● **AIM**
Which lines include the word "Retrieve"? Copy each of them.

[Extracted records]
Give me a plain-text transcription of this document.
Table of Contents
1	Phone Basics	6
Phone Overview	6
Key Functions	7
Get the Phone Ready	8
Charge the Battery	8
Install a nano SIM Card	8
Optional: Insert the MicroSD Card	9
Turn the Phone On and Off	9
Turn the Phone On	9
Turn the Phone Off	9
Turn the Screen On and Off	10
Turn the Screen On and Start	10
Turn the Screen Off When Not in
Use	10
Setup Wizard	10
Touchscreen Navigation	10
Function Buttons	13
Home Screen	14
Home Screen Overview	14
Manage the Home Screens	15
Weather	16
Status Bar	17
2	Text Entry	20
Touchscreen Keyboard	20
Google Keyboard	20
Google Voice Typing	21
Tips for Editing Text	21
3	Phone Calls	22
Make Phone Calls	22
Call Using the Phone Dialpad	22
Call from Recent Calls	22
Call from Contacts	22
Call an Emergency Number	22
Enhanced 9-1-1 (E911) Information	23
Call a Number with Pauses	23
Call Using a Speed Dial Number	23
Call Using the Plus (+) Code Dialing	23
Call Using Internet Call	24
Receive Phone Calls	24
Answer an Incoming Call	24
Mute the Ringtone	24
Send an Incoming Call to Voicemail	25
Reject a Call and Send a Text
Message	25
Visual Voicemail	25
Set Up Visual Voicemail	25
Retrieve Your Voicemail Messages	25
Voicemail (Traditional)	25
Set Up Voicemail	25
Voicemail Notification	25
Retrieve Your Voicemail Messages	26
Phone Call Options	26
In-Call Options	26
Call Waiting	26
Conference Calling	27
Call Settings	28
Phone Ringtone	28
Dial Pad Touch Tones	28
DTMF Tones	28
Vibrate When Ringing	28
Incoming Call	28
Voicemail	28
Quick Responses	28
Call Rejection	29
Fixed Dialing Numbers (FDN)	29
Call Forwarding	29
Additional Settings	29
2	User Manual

● **SOLUTION TO THE EXERCISE**
Retrieve Your Voicemail Messages	25
Retrieve Your Voicemail Messages	26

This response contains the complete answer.